STATED TASK
Write out each entry again. Keep every word exactly as it is.

— Begin DATA FOR THIS TASK —

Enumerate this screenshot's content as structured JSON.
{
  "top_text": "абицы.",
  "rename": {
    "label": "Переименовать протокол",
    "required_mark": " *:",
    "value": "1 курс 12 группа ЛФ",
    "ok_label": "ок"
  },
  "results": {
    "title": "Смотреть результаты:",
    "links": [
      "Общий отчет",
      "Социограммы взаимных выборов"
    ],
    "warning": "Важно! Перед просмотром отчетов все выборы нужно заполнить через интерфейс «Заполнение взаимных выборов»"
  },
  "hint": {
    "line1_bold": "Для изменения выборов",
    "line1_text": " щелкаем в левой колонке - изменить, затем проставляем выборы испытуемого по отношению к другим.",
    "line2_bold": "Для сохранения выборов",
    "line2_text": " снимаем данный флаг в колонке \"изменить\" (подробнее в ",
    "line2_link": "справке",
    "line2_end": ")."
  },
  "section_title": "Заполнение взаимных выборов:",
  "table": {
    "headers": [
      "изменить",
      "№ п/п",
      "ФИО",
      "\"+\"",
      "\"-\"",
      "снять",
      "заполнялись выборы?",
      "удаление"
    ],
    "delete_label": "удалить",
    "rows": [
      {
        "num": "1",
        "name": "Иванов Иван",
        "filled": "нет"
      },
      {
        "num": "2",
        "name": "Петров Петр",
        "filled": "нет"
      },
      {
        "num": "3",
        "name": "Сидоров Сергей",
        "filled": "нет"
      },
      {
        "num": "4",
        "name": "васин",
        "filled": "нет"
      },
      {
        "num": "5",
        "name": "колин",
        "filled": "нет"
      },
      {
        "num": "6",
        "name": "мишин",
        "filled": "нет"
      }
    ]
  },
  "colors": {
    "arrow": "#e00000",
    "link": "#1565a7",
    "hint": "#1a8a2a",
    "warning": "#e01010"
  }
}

— End DATA FOR THIS TASK —

EXERCISE ANSWER
Enumerate this screenshot's content as structured JSON.
{
  "top_text": "абицы.",
  "rename": {
    "label": "Переименовать протокол",
    "required_mark": " *:",
    "value": "1 курс 12 группа ЛФ",
    "ok_label": "ок"
  },
  "results": {
    "title": "Смотреть результаты:",
    "links": [
      "Общий отчет",
      "Социограммы взаимных выборов"
    ],
    "warning": "Важно! Перед просмотром отчетов все выборы нужно заполнить через интерфейс «Заполнение взаимных выборов»"
  },
  "hint": {
    "line1_bold": "Для изменения выборов",
    "line1_text": " щелкаем в левой колонке - изменить, затем проставляем выборы испытуемого по отношению к другим.",
    "line2_bold": "Для сохранения выборов",
    "line2_text": " снимаем данный флаг в колонке \"изменить\" (подробнее в ",
    "line2_link": "справке",
    "line2_end": ")."
  },
  "section_title": "Заполнение взаимных выборов:",
  "table": {
    "headers": [
      "изменить",
      "№ п/п",
      "ФИО",
      "\"+\"",
      "\"-\"",
      "снять",
      "заполнялись выборы?",
      "удаление"
    ],
    "delete_label": "удалить",
    "rows": [
      {
        "num": "1",
        "name": "Иванов Иван",
        "filled": "нет"
      },
      {
        "num": "2",
        "name": "Петров Петр",
        "filled": "нет"
      },
      {
        "num": "3",
        "name": "Сидоров Сергей",
        "filled": "нет"
      },
      {
        "num": "4",
        "name": "васин",
        "filled": "нет"
      },
      {
        "num": "5",
        "name": "колин",
        "filled": "нет"
      },
      {
        "num": "6",
        "name": "мишин",
        "filled": "нет"
      }
    ]
  },
  "colors": {
    "arrow": "#e00000",
    "link": "#1565a7",
    "hint": "#1a8a2a",
    "warning": "#e01010"
  }
}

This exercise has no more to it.